# [CONSIGNE A]
Recopiez à l'identique les lignes des enregistrements, depuis la toute première jusqu'à celle qui contient « bullet-icon — [107, 451, 118, 462] », ces deux lignes comprises.

# [TEXTE FOURNI]
★ ★ ★ ★
HONNÊTE COMME ART SPIEGELMAN
L’écrivain Eugène raconte comment l’auteur de «Maus» l’a inspiré et nourri.
«Tu dois lire Maus.» C’était la fin du siècle passé. Et cette injonction, on n’arrêtait pas de me la répéter. Un ami dramaturge à Lausanne, une copine graphiste de Genève, une prof de français à Zurich. Certains livres s’imposent à vous. Par le truchement d’amis lecteurs, ils vous somment de les ouvrir. Alors j’ai lu Maus.
Un vrai choc esthétique! Utiliser le langage de la fable pour raconter une des pires horreurs de l’Histoire: la destruction des juifs d’Europe par le régime hitlérien. Les juifs sont dessinés en souris et les nazis en chats. Du coup, toute l’Europe devient une souricière. L’image est si simple et effrayante. Quant aux Polonais, Spiegelman les a représentés en cochons. Du coup, lorsqu’une famille juive polonaise se fabrique de faux passeports, ils nouent sur leur visage des petits masques de cochon.
Mais ce qui m’a le plus intéressé, c’est la position d’Art Spiegelman. Il ne se contente pas de traduire en dessins les heures de témoignages de son père, rescapé d’Auschwitz. Il se met en scène en train de se disputer avec son père, qui ne cesse de comparer sa vie newyorkaise dans les années 1970 avec ce qu’il a enduré dans les camps de concentration. Comme s’il n’en était jamais revenu complètement. Peu à peu, le lecteur comprend le vrai enjeu de Maus: comment survivre à un survivant?
AU MILIEU DU SHOW-BUSINESS
Le premier tome de Maus remporte un immense succès. Art Spiegelman intègre cette nouvelle donne dans le tome suivant. Au chapitre 2, on découvre l’artiste à sa table de travail. A ses pieds, une montagne de cadavres. La TV l’interviewe; un producteur lui propose de réaliser une mini-série. Comment continuer à travailler honnêtement au milieu du show-business? Dans ces cases vertigineuses, Spiegelman se représente lui-même portant un masque de souris. C’est son identité juive qu’il creuse dans cette BD, mais il en existe évidemment d’autres. Nos «moi» s’entremêlent et se nourrissent les uns des autres.
★ ★ ★ ★
[Entrées de disposition spatiale]
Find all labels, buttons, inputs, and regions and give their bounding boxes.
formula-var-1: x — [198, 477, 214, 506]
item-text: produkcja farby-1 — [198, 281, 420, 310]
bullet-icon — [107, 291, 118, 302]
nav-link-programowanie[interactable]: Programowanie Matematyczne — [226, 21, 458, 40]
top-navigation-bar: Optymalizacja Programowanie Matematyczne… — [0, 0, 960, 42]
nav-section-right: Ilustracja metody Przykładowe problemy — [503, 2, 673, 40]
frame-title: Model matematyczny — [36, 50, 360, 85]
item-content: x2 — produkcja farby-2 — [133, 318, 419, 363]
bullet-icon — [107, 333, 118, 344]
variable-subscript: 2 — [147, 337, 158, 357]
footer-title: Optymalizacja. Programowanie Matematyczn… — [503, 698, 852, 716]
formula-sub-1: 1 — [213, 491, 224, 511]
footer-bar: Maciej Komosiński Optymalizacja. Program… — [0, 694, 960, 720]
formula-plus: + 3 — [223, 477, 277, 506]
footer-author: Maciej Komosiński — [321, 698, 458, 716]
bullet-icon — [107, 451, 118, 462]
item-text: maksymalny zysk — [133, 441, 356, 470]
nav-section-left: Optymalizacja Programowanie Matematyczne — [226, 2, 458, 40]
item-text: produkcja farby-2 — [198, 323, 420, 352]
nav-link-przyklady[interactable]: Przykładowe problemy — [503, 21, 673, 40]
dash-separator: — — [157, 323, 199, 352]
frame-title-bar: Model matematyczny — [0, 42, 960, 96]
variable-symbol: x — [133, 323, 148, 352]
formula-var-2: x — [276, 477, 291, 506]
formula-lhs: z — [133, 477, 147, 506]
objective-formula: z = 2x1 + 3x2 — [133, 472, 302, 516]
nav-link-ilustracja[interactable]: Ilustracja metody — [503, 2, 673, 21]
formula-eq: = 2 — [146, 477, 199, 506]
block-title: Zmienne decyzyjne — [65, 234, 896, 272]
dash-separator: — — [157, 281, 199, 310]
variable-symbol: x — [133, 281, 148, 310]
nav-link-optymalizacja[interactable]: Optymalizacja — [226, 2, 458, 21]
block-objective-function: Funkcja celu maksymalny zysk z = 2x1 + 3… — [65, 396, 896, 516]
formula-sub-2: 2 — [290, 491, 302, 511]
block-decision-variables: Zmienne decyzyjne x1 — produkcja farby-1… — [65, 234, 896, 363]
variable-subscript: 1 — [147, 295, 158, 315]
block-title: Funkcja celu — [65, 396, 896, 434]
★ ★ ★ ★
# [CONSIGNE B]
Reproduisez fidèlement le passage de l'article allant de « Mais ce qui » à « à un survivant? ».

# [CORRIGÉ A]
Find all labels, buttons, inputs, and regions and give their bounding boxes.
formula-var-1: x — [198, 477, 214, 506]
item-text: produkcja farby-1 — [198, 281, 420, 310]
bullet-icon — [107, 291, 118, 302]
nav-link-programowanie[interactable]: Programowanie Matematyczne — [226, 21, 458, 40]
top-navigation-bar: Optymalizacja Programowanie Matematyczne… — [0, 0, 960, 42]
nav-section-right: Ilustracja metody Przykładowe problemy — [503, 2, 673, 40]
frame-title: Model matematyczny — [36, 50, 360, 85]
item-content: x2 — produkcja farby-2 — [133, 318, 419, 363]
bullet-icon — [107, 333, 118, 344]
variable-subscript: 2 — [147, 337, 158, 357]
footer-title: Optymalizacja. Programowanie Matematyczn… — [503, 698, 852, 716]
formula-sub-1: 1 — [213, 491, 224, 511]
footer-bar: Maciej Komosiński Optymalizacja. Program… — [0, 694, 960, 720]
formula-plus: + 3 — [223, 477, 277, 506]
footer-author: Maciej Komosiński — [321, 698, 458, 716]
bullet-icon — [107, 451, 118, 462]

# [CORRIGÉ B]
Mais ce qui m’a le plus intéressé, c’est la position d’Art Spiegelman. Il ne se contente pas de traduire en dessins les heures de témoignages de son père, rescapé d’Auschwitz. Il se met en scène en train de se disputer avec son père, qui ne cesse de comparer sa vie newyorkaise dans les années 1970 avec ce qu’il a enduré dans les camps de concentration. Comme s’il n’en était jamais revenu complètement. Peu à peu, le lecteur comprend le vrai enjeu de Maus: comment survivre à un survivant?